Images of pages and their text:
######
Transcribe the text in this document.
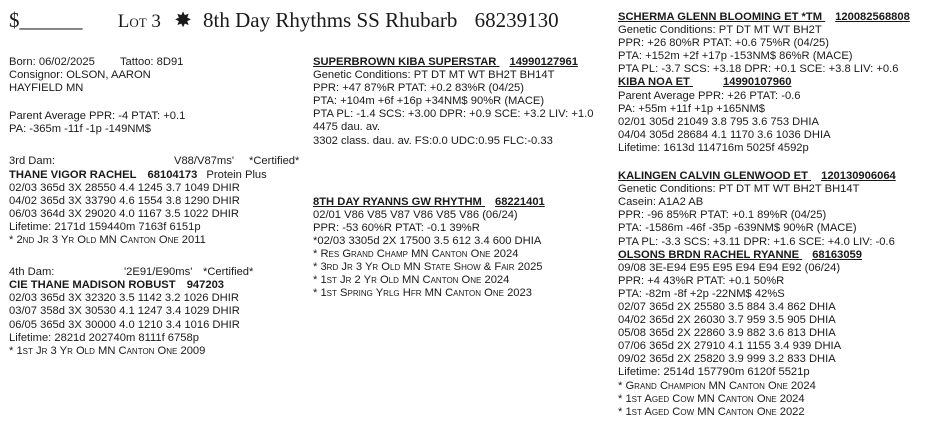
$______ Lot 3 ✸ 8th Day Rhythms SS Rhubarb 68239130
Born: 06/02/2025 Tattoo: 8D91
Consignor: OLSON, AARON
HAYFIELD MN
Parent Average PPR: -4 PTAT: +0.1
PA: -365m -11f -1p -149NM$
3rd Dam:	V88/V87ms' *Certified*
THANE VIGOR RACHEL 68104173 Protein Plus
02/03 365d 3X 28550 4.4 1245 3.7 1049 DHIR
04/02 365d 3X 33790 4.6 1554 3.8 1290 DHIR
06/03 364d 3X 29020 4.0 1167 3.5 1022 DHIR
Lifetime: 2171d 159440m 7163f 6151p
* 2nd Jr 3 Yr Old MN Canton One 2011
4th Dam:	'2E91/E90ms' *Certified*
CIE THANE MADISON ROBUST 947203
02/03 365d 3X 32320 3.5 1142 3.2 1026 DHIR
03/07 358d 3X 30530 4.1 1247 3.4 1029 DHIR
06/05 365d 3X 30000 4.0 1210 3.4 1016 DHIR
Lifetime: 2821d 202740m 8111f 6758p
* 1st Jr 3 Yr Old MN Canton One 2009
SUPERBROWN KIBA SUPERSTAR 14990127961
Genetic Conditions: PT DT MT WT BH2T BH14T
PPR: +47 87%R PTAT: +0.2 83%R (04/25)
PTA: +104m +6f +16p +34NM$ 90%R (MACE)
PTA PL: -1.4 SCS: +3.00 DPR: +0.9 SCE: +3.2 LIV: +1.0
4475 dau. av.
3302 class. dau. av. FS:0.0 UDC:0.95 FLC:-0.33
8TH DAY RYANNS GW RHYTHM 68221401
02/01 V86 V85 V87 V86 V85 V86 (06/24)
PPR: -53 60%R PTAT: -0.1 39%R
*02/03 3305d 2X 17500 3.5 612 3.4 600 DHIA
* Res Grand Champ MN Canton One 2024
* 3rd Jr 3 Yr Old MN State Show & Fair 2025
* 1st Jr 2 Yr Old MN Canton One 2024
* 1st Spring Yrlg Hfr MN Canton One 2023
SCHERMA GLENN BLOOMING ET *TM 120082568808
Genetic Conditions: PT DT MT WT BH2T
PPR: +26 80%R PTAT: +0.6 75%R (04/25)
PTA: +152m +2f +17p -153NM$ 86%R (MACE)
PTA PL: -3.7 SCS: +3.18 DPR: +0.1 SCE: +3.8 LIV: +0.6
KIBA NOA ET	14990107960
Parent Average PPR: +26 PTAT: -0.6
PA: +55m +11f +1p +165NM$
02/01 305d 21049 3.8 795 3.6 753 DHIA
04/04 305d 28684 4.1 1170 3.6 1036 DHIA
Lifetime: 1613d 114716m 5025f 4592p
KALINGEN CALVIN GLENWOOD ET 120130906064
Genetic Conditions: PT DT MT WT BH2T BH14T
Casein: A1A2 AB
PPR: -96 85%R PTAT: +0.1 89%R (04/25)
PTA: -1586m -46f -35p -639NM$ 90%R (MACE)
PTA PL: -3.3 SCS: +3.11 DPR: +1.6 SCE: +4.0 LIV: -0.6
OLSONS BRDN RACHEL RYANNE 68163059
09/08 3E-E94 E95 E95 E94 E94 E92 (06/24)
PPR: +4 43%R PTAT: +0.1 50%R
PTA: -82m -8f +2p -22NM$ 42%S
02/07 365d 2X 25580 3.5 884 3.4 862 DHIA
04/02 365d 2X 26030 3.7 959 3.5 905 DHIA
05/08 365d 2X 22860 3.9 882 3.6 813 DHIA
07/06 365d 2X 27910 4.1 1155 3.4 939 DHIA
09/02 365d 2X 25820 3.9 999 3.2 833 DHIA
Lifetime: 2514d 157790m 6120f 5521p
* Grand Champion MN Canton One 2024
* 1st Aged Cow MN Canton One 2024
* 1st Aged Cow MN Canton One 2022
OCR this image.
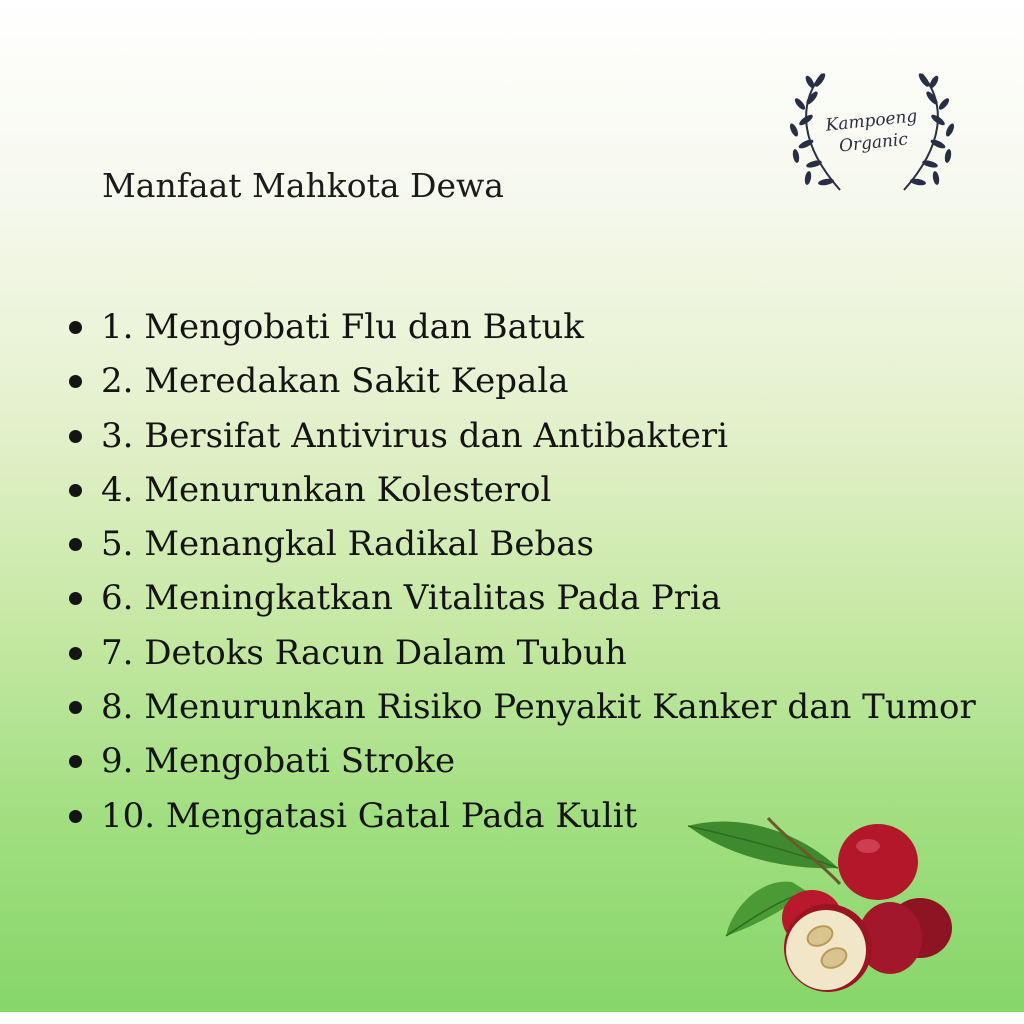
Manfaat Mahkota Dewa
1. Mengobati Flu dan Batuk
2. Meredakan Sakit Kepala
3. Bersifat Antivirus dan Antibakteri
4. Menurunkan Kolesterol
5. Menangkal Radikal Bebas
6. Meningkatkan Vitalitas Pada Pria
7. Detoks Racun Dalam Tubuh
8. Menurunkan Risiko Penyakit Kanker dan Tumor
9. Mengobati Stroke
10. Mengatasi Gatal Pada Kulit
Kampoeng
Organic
######
Task directions
All lines that contain the word "Canton" must be copied from the records above.

Written response
* 2nd Jr 3 Yr Old MN Canton One 2011
* 1st Jr 3 Yr Old MN Canton One 2009
* Res Grand Champ MN Canton One 2024
* 1st Jr 2 Yr Old MN Canton One 2024
* 1st Spring Yrlg Hfr MN Canton One 2023
* Grand Champion MN Canton One 2024
* 1st Aged Cow MN Canton One 2024
* 1st Aged Cow MN Canton One 2022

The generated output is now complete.